-- START Stored records --

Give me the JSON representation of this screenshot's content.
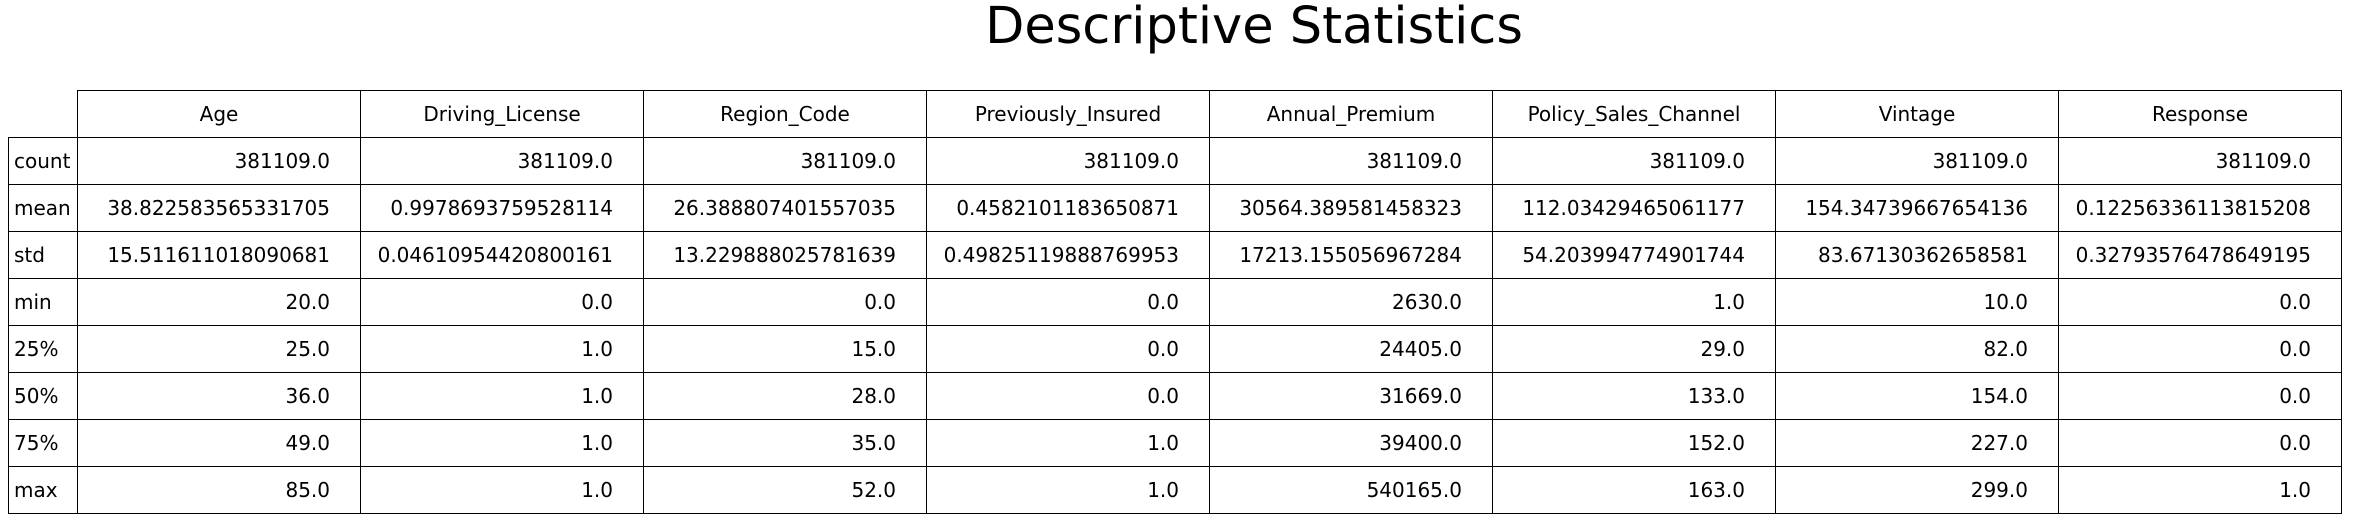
{
  "chart_data": {
    "type": "table",
    "title": "Descriptive Statistics",
    "columns": [
      "Age",
      "Driving_License",
      "Region_Code",
      "Previously_Insured",
      "Annual_Premium",
      "Policy_Sales_Channel",
      "Vintage",
      "Response"
    ],
    "rows": [
      {
        "label": "count",
        "values": [
          "381109.0",
          "381109.0",
          "381109.0",
          "381109.0",
          "381109.0",
          "381109.0",
          "381109.0",
          "381109.0"
        ]
      },
      {
        "label": "mean",
        "values": [
          "38.822583565331705",
          "0.9978693759528114",
          "26.388807401557035",
          "0.4582101183650871",
          "30564.389581458323",
          "112.03429465061177",
          "154.34739667654136",
          "0.12256336113815208"
        ]
      },
      {
        "label": "std",
        "values": [
          "15.511611018090681",
          "0.04610954420800161",
          "13.229888025781639",
          "0.49825119888769953",
          "17213.155056967284",
          "54.203994774901744",
          "83.67130362658581",
          "0.32793576478649195"
        ]
      },
      {
        "label": "min",
        "values": [
          "20.0",
          "0.0",
          "0.0",
          "0.0",
          "2630.0",
          "1.0",
          "10.0",
          "0.0"
        ]
      },
      {
        "label": "25%",
        "values": [
          "25.0",
          "1.0",
          "15.0",
          "0.0",
          "24405.0",
          "29.0",
          "82.0",
          "0.0"
        ]
      },
      {
        "label": "50%",
        "values": [
          "36.0",
          "1.0",
          "28.0",
          "0.0",
          "31669.0",
          "133.0",
          "154.0",
          "0.0"
        ]
      },
      {
        "label": "75%",
        "values": [
          "49.0",
          "1.0",
          "35.0",
          "1.0",
          "39400.0",
          "152.0",
          "227.0",
          "0.0"
        ]
      },
      {
        "label": "max",
        "values": [
          "85.0",
          "1.0",
          "52.0",
          "1.0",
          "540165.0",
          "163.0",
          "299.0",
          "1.0"
        ]
      }
    ],
    "grid": true
  }
}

-- END Stored records --

▶ Your instructions:
Extract all lines that hold the word "label".

▶ Response to the exercise:
        "label": "count",
        "label": "mean",
        "label": "std",
        "label": "min",
        "label": "25%",
        "label": "50%",
        "label": "75%",
        "label": "max",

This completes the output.